Goal
Find the string "JSON" in the data, then copy every line where it is found.
━━━━━━━━━━━━━━━━━━━━━━━━━━━━━━
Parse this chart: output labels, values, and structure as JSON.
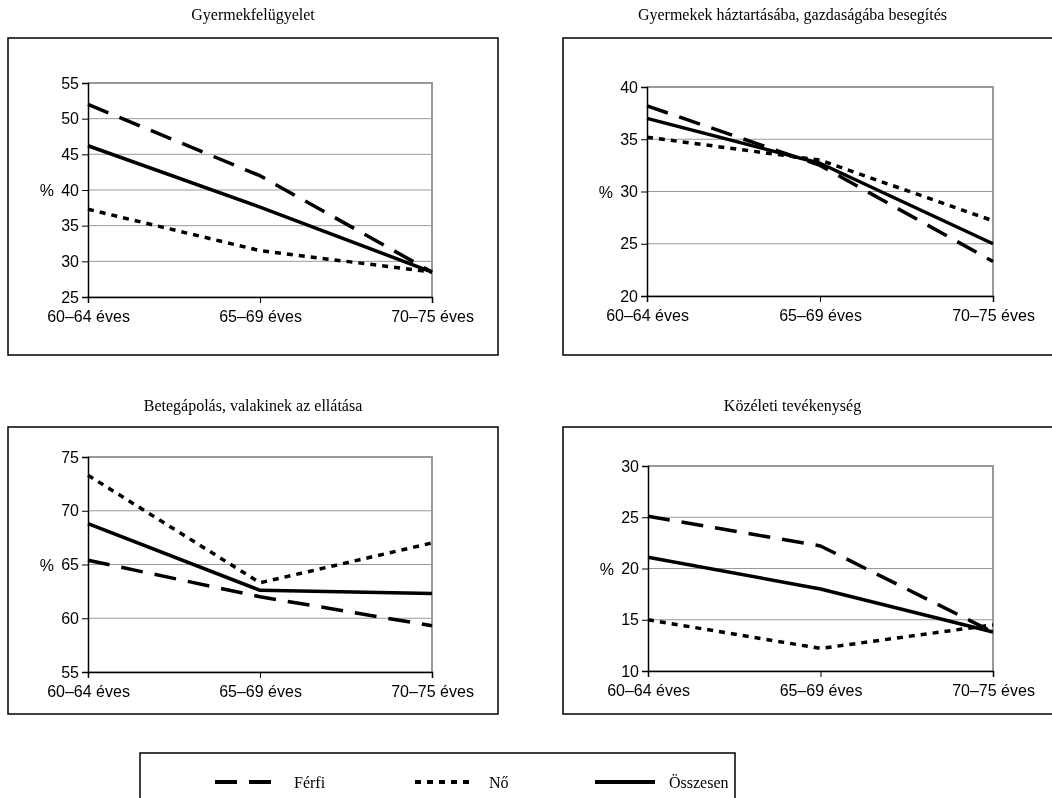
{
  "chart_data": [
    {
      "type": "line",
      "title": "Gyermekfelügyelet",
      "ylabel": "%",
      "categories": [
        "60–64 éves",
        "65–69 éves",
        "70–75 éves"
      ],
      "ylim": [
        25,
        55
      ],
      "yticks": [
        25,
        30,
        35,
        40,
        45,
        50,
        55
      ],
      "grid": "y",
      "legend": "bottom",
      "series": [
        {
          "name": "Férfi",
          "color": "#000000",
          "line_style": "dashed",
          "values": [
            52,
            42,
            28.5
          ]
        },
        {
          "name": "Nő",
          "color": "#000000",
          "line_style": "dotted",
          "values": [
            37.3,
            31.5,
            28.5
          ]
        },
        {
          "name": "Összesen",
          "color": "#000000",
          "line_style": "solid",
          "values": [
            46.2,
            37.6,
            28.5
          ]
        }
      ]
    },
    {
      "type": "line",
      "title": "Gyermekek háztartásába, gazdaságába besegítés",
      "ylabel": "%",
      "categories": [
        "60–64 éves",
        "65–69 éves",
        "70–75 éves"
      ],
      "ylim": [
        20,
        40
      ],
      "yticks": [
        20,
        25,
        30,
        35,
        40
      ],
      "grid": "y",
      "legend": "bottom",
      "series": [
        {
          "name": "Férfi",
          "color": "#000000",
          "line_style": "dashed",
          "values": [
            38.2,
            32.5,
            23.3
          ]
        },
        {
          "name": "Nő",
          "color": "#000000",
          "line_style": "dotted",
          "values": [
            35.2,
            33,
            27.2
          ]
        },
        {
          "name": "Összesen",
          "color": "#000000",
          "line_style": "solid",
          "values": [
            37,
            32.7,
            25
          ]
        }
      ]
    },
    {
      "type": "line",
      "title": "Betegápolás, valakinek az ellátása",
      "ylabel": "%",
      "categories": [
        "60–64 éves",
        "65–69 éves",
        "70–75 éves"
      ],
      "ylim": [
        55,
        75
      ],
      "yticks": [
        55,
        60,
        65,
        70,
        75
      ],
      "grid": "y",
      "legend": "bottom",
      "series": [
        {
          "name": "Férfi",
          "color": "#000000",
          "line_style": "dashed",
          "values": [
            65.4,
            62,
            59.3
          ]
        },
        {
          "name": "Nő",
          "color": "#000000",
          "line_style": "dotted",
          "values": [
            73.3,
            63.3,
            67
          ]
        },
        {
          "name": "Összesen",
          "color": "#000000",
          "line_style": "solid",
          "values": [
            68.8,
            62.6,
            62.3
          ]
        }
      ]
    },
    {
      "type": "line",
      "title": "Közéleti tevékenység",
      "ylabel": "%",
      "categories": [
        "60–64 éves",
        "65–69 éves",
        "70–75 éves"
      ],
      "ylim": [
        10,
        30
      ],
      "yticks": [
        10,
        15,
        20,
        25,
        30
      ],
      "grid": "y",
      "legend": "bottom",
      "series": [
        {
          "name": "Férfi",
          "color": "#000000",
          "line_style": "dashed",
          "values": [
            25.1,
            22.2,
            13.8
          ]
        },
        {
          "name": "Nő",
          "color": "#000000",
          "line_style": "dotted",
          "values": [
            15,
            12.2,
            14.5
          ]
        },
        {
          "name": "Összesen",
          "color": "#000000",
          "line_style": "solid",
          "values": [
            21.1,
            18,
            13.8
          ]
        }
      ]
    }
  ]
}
━━━━━━━━━━━━━━━━━━━━━━━━━━━━━━
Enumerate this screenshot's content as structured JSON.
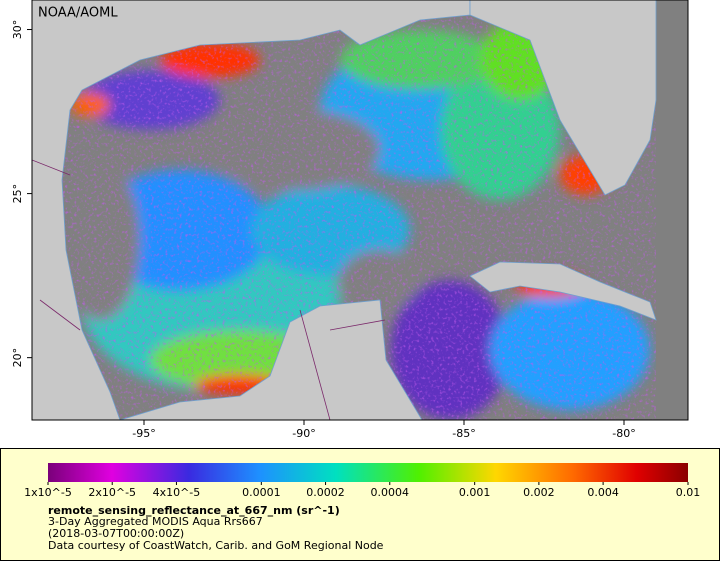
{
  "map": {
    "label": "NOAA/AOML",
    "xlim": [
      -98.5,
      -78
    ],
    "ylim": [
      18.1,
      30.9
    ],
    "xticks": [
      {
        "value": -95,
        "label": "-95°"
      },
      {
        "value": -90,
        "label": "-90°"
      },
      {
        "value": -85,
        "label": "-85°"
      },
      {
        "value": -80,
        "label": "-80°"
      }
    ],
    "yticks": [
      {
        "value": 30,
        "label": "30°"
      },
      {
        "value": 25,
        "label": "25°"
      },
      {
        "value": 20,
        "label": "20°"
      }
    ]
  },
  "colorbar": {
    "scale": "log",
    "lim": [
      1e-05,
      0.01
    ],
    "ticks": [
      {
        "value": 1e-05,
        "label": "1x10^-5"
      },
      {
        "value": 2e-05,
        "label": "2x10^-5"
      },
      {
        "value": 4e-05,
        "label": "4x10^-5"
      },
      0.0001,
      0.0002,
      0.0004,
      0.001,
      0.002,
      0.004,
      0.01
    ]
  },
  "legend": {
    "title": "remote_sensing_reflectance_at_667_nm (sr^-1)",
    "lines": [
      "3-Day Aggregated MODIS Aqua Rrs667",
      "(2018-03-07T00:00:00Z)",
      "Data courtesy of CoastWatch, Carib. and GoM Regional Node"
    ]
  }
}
━━━━━━━━━━━━━━━━━━━━━━━━━━━━━━
Solution for this problem
Parse this chart: output labels, values, and structure as JSON.
Enumerate this screenshot's content as structured JSON.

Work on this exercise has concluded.